Saved data entries
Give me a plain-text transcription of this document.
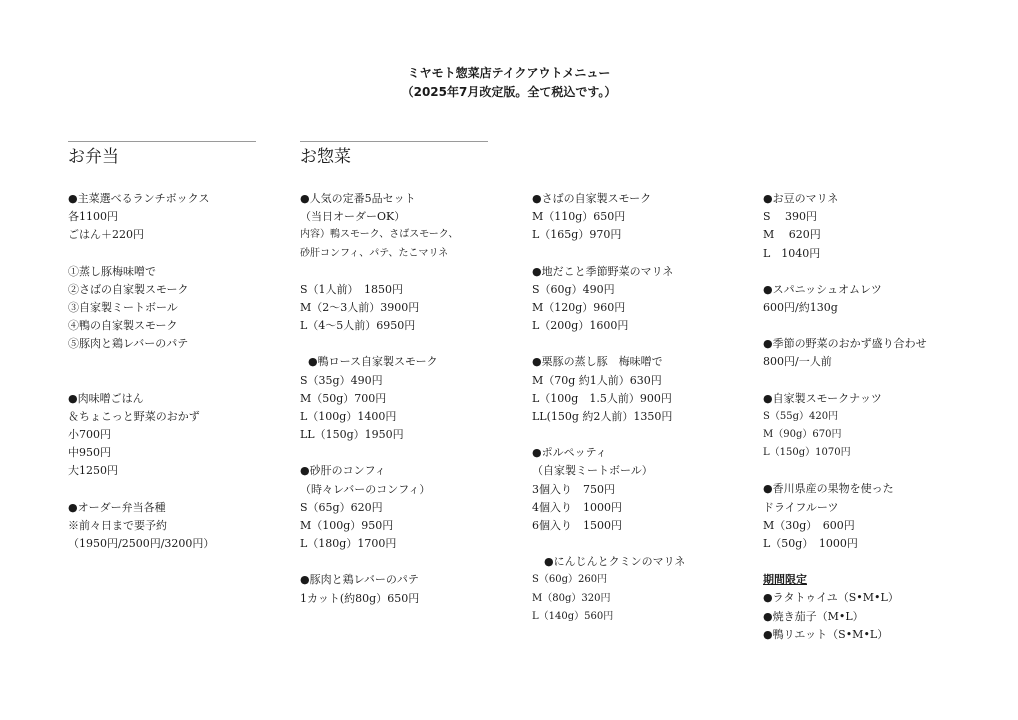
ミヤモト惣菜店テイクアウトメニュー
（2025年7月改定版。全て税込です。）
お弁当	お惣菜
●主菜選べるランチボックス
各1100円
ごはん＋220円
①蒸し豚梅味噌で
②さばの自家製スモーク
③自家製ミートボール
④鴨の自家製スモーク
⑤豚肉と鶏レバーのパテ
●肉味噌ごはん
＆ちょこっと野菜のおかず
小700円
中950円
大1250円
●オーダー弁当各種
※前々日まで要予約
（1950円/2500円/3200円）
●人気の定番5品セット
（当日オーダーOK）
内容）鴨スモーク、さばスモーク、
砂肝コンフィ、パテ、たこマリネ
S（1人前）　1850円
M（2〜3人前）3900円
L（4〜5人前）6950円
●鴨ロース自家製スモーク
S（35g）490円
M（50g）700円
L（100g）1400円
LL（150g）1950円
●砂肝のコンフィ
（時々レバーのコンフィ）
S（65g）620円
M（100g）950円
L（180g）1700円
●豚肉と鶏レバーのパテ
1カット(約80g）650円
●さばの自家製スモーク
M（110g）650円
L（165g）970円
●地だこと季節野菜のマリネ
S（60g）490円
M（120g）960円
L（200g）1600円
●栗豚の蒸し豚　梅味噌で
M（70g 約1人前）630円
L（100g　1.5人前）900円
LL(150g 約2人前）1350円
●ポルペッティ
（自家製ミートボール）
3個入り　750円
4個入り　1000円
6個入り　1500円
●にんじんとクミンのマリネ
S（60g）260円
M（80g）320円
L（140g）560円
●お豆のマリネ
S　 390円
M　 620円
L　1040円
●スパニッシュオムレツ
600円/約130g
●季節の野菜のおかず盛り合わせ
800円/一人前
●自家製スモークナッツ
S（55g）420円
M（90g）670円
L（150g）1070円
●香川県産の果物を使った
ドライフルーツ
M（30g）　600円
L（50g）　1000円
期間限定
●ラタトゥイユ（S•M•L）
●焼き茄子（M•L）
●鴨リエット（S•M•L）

==

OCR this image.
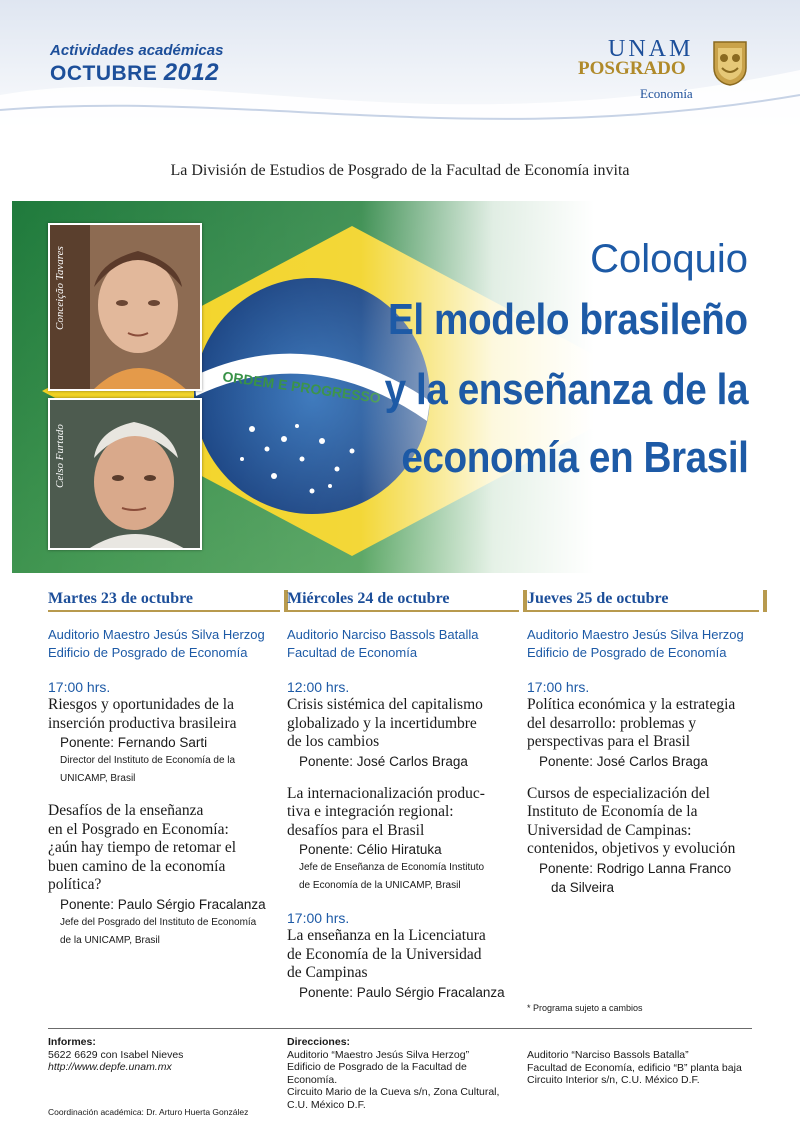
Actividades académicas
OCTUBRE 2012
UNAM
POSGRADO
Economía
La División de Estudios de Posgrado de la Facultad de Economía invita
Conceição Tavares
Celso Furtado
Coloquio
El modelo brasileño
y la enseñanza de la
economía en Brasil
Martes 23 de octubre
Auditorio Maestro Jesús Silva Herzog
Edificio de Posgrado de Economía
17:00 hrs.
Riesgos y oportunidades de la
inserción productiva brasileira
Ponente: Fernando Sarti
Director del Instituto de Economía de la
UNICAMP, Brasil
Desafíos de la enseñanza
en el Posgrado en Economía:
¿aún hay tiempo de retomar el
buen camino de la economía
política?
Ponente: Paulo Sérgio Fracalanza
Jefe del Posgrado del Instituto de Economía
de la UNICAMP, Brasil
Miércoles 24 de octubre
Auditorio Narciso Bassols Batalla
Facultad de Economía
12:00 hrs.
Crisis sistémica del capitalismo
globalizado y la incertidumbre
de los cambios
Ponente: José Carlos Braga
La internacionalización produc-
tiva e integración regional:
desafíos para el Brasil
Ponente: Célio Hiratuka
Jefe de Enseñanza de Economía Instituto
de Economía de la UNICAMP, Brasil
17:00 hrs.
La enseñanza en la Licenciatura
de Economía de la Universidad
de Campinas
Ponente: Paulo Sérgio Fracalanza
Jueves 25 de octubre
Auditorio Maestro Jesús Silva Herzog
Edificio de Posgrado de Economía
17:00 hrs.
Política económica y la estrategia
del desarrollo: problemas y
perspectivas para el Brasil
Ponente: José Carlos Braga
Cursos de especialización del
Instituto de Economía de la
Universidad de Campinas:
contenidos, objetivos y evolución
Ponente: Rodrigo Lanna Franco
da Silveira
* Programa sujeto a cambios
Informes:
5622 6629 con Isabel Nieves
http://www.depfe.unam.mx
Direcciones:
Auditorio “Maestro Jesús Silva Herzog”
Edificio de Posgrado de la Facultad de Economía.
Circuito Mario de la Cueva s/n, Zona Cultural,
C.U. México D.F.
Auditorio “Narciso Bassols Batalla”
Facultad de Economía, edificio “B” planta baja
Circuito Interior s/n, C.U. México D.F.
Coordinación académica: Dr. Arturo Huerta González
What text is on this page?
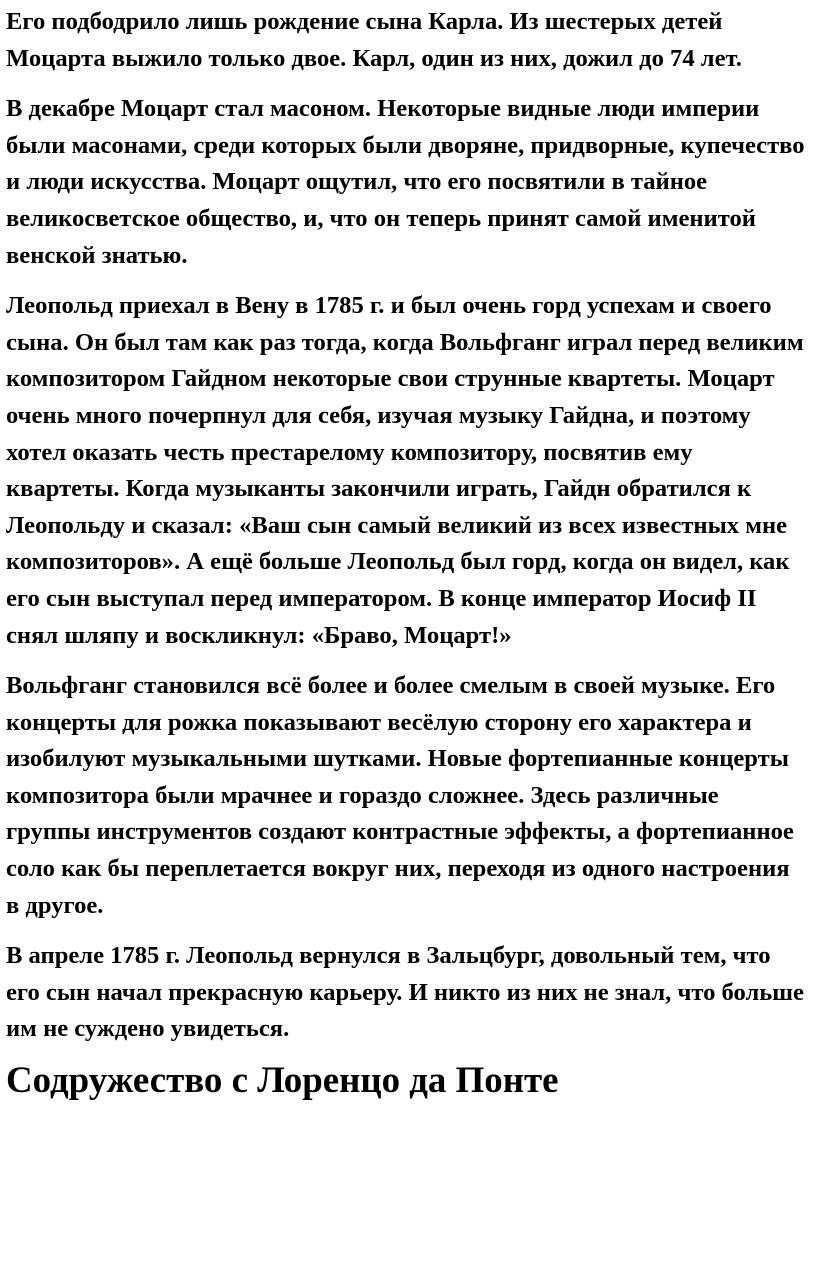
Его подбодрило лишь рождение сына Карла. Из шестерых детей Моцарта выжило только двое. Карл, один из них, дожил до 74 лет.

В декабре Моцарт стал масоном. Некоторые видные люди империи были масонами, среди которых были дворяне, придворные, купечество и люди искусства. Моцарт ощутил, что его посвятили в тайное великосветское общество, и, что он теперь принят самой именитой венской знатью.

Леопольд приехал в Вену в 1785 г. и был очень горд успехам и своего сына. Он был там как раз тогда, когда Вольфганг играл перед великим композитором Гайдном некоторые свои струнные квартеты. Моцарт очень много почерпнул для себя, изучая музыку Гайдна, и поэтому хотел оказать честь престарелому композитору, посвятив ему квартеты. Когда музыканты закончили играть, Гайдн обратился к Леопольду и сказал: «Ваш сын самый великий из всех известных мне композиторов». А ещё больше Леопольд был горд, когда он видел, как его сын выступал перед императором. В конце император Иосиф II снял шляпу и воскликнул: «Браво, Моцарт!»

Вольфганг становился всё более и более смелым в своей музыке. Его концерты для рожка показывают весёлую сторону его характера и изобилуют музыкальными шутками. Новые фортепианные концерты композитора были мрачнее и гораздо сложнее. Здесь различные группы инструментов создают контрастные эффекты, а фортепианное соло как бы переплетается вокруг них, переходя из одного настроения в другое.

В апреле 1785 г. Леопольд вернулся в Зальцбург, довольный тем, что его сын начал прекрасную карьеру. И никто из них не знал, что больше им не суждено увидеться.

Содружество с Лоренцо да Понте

### Task directions
Note how many lines of the material contain the string "text". Then report that number by itself.

### Task response
2